Como a Marvel não enxergou o potencial de Samuel Chung.
No final de 2015 a Marvel apresentou ao mundo o sidekick do Homem Sem Medo. O personagem é Samuel Chung ou Ponto Cego, criado por Charles Soule e Ron Garney, um jovem imigrante ilegal chinês que constrói seu próprio traje de invisibilidade para combater o crime na região de Chinatown. Ele procura um mentor e acaba encontrando o Demolidor,que se identifica com o rapaz, e decide guiá-lo na vida de herói urbano.
O contexto editorial da criação do personagem é o início da Totalmente Nova e Totalmente Diferente Marvel. Momento em que a editora decidiu substituir as versões convencionais dos seus super-heróis por versões alternativas, visando incluir minorias para o papel principal de nomes como Thor (cuja identidade foi assumida por Jane Foster), Homem de Ferro (que tornou-se a afrodescendente Riri Williams, a Coração de Ferro), Hulk (cuja identidade foi assumida pelo descendente de coreanos Amadeus Cho). No caso do Demolidor, a saída foi Samuel Chung.
O fato do personagem ser um imigrante ilegal leva a história para caminhos interessantes. Inicialmente propõe a discussão da imigração para os EUA e a proteção de um povo que não tem direitos legais naquele território (o próprio poder de Samuel pode ser encarado como uma metáfora para os imigrantes que precisam viver escondidos). Outro ponto é o conflito interno do mentor de Samuel Chung, Matt Murdock, formado em Direito, brilhante advogado e no momento Promotor de Justiça.
Nessa fase há ótimos momentos e arcos estabelecendo um o vilão conhecido como Muso ou Vincent Van Gore. O vilão procura criar obras de arte com partes de corpos humanos, utilizando principalmente sangue como tinta. A história com o vilão torna-se pessoal a partir do momento em que ele sequestra e mata algumas pessoas de Chinatown, inclusive pessoas que Ponto Cego já teve contato no passado. Estabelecendo assim uma boa construção emocional e um universo de motivações próprias do novo herói.
Porém a boa fase não durou muito. A editora em determinado momento afastou o Ponto Cego das histórias com uma das atitudes mais clichês possíveis para um sidekick do Demolidor: o vilão, Muso arrancou os olhos do garoto, tornando-o cego e garantindo mais um fardo de culpa ao Homem Sem Medo.

**Instruções das tarefas**
1 - Indique se cada afirmação abaixo está de acordo com o texto sobre Samuel Chung, respondendo sim ou não e citando literalmente as palavras do texto que decidem a questão: (a) Samuel Chung foi criado por Charles Soule e Ron Garney; (b) a identidade do Hulk passou a ser assumida por Riri Williams; (c) o vilão Muso utiliza principalmente tinta a óleo em suas obras.
2 - Estenda o texto sobre Samuel Chung, dando-lhe continuidade a partir de sua última frase.

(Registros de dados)
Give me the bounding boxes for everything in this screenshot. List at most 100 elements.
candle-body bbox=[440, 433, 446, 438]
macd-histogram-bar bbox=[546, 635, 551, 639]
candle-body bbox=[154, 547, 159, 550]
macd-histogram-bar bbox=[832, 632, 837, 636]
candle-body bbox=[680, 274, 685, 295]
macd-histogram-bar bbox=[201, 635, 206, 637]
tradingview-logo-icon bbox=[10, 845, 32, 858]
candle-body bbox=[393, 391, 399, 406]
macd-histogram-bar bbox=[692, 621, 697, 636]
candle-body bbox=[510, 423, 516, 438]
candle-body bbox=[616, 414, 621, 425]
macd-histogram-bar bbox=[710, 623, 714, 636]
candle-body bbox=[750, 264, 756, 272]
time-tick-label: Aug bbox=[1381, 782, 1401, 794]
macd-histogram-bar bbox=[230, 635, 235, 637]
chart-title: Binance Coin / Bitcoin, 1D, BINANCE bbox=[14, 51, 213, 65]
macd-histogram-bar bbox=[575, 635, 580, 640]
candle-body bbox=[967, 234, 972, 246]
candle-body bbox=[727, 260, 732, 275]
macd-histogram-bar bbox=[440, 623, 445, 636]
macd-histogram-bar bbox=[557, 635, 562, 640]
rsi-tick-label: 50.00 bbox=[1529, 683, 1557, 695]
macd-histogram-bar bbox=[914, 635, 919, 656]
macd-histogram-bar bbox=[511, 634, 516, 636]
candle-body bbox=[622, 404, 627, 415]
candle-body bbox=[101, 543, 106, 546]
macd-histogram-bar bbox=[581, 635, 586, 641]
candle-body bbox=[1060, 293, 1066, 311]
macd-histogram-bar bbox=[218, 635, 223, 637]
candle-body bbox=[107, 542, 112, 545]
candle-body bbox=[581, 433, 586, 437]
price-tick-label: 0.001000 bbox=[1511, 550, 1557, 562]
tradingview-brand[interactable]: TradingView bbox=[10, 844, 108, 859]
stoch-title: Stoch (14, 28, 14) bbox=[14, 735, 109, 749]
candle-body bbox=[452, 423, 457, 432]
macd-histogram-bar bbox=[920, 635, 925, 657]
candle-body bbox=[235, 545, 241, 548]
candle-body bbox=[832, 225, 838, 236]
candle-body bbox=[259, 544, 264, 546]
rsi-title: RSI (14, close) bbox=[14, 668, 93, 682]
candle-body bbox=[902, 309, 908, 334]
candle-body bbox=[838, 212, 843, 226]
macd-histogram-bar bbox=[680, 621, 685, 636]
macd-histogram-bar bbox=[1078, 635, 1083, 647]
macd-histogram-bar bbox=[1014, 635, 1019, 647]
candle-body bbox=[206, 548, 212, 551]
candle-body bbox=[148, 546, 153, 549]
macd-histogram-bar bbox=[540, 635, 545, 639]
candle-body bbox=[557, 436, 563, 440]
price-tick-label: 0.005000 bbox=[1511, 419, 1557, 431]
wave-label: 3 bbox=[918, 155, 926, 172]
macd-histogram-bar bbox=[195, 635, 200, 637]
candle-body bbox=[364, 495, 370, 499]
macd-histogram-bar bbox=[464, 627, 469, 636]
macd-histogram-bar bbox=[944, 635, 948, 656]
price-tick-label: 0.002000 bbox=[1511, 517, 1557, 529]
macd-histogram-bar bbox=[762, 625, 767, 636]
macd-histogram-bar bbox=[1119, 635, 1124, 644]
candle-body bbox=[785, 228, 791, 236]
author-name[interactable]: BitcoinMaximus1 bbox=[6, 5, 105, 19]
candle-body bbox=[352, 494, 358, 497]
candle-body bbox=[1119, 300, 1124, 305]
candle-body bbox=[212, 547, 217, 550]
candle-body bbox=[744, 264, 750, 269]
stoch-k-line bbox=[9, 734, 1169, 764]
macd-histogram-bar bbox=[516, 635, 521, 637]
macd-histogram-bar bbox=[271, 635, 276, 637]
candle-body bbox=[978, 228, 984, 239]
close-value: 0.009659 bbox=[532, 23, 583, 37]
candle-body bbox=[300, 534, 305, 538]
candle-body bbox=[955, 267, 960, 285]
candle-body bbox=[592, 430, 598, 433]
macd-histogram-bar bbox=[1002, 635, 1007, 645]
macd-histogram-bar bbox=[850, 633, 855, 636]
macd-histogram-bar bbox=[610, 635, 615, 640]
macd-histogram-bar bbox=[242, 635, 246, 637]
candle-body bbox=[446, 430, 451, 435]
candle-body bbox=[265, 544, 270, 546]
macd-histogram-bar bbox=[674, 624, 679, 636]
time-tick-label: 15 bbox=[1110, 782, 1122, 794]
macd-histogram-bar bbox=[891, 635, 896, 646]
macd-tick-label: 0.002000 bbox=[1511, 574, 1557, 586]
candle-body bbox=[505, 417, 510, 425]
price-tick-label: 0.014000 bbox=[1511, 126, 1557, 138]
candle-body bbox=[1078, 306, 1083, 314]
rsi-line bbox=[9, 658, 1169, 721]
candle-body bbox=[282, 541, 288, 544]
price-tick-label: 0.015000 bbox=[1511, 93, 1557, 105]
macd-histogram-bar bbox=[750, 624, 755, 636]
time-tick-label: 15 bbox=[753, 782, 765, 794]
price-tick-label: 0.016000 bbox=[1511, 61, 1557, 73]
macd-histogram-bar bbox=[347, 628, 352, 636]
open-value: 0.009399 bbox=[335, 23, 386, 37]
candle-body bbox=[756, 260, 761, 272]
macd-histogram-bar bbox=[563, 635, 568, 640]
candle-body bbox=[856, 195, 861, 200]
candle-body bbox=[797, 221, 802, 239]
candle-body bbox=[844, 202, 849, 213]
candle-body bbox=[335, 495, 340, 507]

**Resultados do exercício**
1 -
(a) Sim: "criado por Charles Soule e Ron Garney".
(b) Não: "Hulk (cuja identidade foi assumida pelo descendente de coreanos Amadeus Cho)".
(c) Não: "utilizando principalmente sangue como tinta".

2 -
Logo depois a Marvel seguiu com outra saída pouco criativa para o Ponto Cego: o personagem foi enviado para a China e fez um pacto com um demônio do Tentáculo (organização ninja inimiga do Demolidor) que devolveria seus olhos em troca da alma do Demolidor. O personagem reestabelece a visão e tenta entregar Matt Murdock ao demônio em um arco pouco inspirado.
Infelizmente de um momento ao outro, tudo que definia o Ponto Cego foi esquecido e sua originalidade desprezada em uma história genérica de pactos demoníacos.
Existem alguns possíveis motivos do porquê a Marvel pode ter feito isso com o Ponto Cego. Durante a publicação dessa linha de quadrinhos voltados para inclusão de minorias houve uma chuva de reclamações e quedas nas vendas, em paralelo a isso a concorrência aumentou exponencialmente a fase Rebirth da DC – que apresentava os super-heróis em suas versões mais tradicionais possíveis. Tanto que poucas edições após essa “aposentadoria” do Ponto Cego, tivemos o início do Marvel Legado que veio com a proposta de retomar as origens da editora.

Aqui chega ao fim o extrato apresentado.